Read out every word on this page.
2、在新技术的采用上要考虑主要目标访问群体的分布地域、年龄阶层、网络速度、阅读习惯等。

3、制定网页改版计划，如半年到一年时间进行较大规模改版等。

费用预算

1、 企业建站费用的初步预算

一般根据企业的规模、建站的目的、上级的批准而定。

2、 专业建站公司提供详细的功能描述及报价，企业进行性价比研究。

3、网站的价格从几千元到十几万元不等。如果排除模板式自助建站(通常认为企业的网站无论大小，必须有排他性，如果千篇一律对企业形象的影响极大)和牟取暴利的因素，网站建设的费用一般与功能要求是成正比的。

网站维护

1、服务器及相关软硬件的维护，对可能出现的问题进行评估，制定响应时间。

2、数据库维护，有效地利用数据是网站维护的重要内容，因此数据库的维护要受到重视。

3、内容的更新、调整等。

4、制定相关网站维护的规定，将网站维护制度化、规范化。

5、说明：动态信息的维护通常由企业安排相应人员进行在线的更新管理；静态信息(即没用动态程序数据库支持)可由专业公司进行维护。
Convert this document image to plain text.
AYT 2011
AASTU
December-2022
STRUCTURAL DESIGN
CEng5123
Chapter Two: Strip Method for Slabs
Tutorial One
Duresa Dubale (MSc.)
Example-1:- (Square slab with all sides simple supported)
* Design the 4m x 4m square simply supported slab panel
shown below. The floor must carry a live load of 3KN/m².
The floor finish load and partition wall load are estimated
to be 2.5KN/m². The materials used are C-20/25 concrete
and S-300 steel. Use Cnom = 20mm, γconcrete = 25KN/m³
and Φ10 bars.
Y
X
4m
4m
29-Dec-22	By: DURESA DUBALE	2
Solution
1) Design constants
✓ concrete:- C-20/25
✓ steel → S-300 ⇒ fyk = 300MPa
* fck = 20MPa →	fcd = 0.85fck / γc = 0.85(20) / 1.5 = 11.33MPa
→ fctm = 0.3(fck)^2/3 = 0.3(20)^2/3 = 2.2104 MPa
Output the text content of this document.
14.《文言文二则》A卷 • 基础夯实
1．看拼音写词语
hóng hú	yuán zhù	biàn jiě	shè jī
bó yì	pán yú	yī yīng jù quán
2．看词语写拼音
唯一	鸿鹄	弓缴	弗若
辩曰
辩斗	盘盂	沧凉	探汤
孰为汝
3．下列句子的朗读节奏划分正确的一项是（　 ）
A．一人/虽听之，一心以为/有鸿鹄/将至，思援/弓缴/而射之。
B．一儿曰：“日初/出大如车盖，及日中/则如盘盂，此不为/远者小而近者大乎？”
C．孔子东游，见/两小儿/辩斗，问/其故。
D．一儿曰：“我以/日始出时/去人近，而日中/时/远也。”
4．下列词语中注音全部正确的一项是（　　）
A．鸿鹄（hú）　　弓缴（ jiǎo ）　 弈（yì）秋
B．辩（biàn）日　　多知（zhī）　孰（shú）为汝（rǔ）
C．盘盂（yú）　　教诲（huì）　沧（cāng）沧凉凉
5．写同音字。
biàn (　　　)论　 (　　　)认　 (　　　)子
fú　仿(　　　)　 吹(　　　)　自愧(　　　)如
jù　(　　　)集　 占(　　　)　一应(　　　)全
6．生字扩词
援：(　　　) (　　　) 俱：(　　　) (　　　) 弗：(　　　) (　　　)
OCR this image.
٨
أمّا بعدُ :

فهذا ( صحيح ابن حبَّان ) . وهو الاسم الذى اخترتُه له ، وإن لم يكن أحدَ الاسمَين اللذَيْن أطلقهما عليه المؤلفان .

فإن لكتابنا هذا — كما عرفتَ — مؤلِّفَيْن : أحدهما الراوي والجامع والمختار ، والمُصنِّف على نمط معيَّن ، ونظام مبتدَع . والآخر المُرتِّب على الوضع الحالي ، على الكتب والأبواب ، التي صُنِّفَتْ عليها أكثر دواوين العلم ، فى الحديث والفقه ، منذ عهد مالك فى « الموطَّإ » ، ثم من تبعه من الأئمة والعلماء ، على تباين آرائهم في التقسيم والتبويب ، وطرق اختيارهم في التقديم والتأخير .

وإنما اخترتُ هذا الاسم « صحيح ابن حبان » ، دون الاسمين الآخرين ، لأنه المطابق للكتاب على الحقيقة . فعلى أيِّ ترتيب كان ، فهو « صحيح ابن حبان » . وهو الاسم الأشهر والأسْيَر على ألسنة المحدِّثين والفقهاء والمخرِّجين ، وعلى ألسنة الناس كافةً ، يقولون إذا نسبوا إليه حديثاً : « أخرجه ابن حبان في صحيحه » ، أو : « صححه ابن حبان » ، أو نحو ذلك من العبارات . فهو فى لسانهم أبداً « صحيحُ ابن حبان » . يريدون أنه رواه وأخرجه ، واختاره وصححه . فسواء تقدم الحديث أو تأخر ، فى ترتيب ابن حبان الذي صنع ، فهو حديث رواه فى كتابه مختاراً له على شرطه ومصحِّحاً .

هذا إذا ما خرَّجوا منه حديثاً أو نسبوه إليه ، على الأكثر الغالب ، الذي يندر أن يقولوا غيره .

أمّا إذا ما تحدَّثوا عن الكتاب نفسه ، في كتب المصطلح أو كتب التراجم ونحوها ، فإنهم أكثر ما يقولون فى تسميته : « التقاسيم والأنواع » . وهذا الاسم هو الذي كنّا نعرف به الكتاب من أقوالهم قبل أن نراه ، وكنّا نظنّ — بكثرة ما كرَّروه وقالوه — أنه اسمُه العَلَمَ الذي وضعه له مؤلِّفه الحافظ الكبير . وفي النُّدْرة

########

_Task details_
Which lines contain "supported"? Copy each of them.

_Correct output_
Example-1:- (Square slab with all sides simple supported)
* Design the 4m x 4m square simply supported slab panel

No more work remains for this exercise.